= Written instruction =
Scan the material and copy every line in which "JSON" appears.

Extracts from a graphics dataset

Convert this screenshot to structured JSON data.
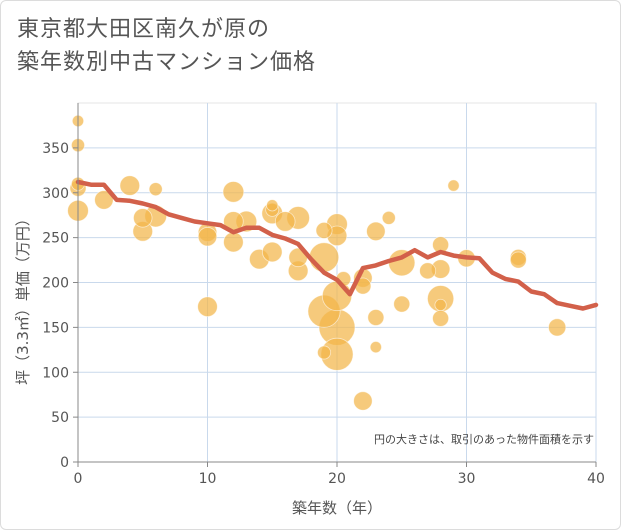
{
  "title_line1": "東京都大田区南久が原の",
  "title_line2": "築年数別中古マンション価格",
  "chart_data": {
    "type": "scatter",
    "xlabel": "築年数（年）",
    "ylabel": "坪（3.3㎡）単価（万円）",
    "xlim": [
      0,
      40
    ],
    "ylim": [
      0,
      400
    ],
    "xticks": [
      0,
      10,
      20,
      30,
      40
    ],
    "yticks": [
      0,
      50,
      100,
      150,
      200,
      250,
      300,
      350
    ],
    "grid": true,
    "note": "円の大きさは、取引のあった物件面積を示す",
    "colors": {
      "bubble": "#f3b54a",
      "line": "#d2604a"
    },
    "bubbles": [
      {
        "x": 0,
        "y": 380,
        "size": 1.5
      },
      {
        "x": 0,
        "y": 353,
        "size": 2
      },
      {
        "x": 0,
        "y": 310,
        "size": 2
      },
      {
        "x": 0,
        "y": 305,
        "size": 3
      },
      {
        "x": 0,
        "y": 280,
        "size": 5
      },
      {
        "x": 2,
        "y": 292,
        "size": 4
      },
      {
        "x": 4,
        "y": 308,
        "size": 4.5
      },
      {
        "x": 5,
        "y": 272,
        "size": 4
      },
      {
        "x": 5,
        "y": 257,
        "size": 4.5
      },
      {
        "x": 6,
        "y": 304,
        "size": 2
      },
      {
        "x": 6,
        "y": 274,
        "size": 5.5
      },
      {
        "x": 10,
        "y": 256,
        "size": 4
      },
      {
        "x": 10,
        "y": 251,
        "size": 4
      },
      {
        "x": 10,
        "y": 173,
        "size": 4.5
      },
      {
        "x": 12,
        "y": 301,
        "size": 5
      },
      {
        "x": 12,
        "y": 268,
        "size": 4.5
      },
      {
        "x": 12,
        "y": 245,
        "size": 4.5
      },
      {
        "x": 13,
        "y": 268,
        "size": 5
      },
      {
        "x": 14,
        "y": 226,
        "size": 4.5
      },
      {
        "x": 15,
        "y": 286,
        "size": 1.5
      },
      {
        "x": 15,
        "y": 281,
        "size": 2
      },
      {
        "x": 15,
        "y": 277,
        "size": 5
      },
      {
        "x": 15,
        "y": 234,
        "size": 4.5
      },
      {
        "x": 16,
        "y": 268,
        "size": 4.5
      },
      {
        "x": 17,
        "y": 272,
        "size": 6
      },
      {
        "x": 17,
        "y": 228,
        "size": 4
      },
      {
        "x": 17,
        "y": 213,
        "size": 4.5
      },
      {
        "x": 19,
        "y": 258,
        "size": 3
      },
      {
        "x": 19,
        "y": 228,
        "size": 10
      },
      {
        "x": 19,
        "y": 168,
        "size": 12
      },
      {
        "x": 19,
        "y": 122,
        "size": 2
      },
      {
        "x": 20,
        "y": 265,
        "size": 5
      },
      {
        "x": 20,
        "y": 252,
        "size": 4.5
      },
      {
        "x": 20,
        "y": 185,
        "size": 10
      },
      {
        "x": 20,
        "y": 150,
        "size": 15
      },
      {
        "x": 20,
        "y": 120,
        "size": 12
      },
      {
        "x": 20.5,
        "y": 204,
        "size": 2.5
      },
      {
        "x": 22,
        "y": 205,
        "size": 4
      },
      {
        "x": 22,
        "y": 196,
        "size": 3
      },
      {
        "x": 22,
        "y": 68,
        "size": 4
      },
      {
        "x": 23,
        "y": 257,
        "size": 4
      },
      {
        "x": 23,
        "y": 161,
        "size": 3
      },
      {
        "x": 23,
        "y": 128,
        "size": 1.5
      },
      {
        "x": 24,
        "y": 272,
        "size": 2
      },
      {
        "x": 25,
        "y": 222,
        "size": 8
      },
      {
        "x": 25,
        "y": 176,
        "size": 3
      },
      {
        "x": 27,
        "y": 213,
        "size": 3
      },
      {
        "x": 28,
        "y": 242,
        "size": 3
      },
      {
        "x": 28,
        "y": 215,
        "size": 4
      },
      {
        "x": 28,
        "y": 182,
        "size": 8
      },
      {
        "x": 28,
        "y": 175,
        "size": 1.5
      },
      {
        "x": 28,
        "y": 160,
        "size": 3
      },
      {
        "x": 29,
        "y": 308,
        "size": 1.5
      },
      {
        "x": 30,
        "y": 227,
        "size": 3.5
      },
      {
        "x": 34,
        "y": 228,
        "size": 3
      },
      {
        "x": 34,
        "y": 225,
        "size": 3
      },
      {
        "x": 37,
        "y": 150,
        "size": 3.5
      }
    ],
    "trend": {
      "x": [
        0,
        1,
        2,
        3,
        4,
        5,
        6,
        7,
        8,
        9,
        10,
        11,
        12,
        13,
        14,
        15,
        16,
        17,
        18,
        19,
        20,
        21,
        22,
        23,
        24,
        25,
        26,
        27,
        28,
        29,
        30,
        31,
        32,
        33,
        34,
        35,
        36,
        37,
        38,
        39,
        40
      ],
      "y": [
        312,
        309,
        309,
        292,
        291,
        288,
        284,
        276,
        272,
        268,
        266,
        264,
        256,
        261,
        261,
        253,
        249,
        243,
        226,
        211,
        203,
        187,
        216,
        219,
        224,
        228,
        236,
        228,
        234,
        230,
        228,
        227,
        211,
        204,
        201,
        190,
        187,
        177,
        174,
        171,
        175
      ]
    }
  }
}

---

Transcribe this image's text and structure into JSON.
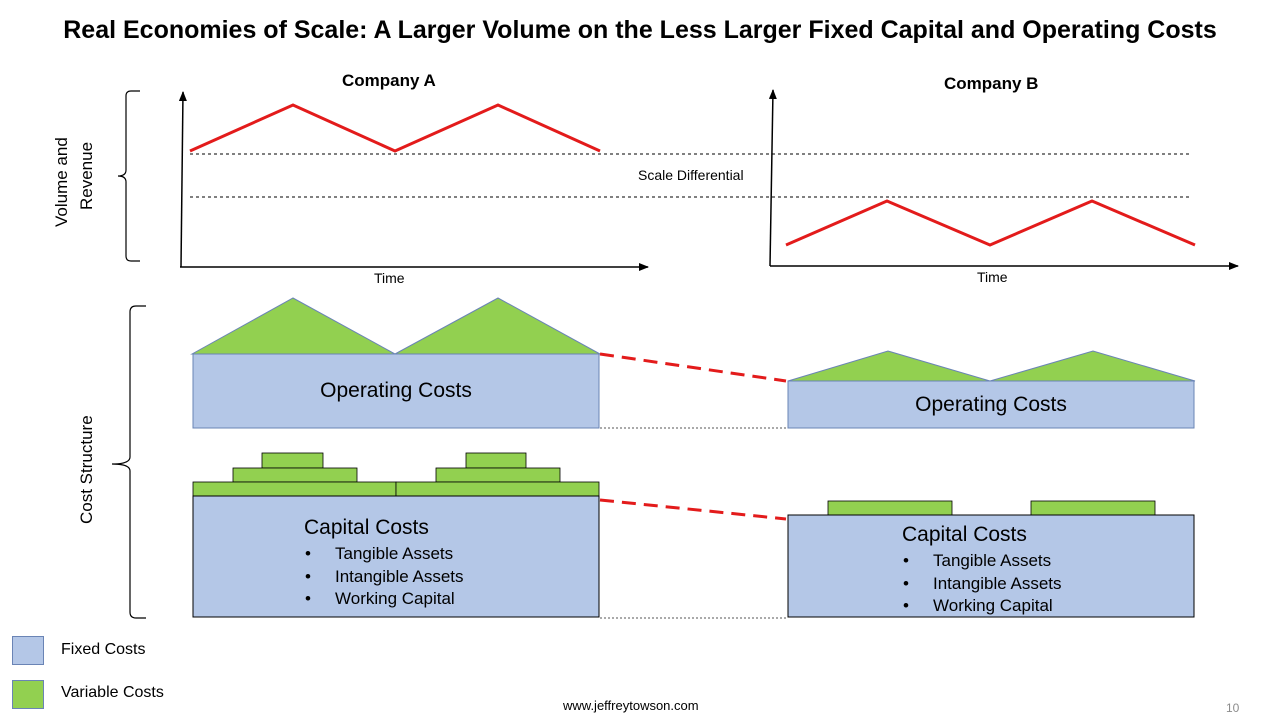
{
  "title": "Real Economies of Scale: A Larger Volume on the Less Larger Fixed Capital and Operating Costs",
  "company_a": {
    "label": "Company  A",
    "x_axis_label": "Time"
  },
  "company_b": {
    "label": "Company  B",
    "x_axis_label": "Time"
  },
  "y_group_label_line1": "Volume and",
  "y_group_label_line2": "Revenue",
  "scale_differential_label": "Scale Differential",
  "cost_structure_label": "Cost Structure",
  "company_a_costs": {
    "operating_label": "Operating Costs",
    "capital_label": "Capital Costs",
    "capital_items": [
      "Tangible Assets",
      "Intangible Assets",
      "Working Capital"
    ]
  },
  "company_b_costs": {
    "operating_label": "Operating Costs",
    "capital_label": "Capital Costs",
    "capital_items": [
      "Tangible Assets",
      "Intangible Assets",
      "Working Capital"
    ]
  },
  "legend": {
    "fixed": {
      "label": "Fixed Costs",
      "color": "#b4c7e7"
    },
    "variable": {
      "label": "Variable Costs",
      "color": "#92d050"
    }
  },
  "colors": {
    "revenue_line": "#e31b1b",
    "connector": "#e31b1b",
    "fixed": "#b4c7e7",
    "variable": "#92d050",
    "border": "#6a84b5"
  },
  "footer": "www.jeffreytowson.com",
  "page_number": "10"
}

= Exercise result =
Convert this screenshot to structured JSON data.
Transcribe this image's text and structure into JSON.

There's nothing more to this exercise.